TASK TO COMPLETE | In the copy, keep every record exact and leave out all images.

MATERIALS PROVIDED |
══════
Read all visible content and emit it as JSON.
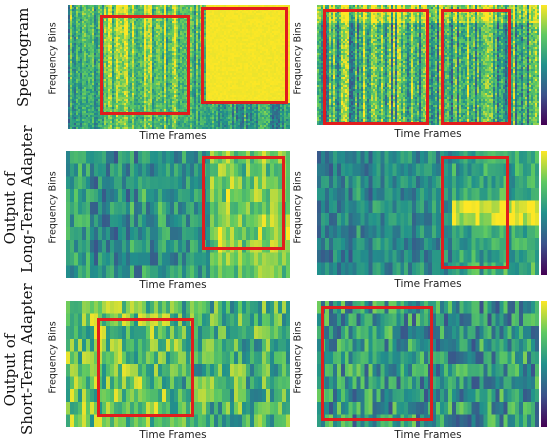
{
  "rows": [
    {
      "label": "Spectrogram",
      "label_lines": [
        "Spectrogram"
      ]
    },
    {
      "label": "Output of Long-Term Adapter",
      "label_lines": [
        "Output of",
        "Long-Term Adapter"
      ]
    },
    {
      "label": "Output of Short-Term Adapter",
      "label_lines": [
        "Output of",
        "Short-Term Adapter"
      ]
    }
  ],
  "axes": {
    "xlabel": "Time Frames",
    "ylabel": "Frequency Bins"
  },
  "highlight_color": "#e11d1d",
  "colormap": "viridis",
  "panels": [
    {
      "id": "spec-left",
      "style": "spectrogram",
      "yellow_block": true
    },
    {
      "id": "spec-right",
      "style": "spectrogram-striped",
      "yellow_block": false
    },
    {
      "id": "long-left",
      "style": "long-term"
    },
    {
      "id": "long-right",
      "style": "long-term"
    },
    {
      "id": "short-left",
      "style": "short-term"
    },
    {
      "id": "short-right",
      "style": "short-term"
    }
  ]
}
══════
FINISHED EXERCISE |
Read all visible content and emit it as JSON.
{
  "rows": [
    {
      "label": "Spectrogram",
      "label_lines": [
        "Spectrogram"
      ]
    },
    {
      "label": "Output of Long-Term Adapter",
      "label_lines": [
        "Output of",
        "Long-Term Adapter"
      ]
    },
    {
      "label": "Output of Short-Term Adapter",
      "label_lines": [
        "Output of",
        "Short-Term Adapter"
      ]
    }
  ],
  "axes": {
    "xlabel": "Time Frames",
    "ylabel": "Frequency Bins"
  },
  "highlight_color": "#e11d1d",
  "colormap": "viridis",
  "panels": [
    {
      "id": "spec-left",
      "style": "spectrogram",
      "yellow_block": true
    },
    {
      "id": "spec-right",
      "style": "spectrogram-striped",
      "yellow_block": false
    },
    {
      "id": "long-left",
      "style": "long-term"
    },
    {
      "id": "long-right",
      "style": "long-term"
    },
    {
      "id": "short-left",
      "style": "short-term"
    },
    {
      "id": "short-right",
      "style": "short-term"
    }
  ]
}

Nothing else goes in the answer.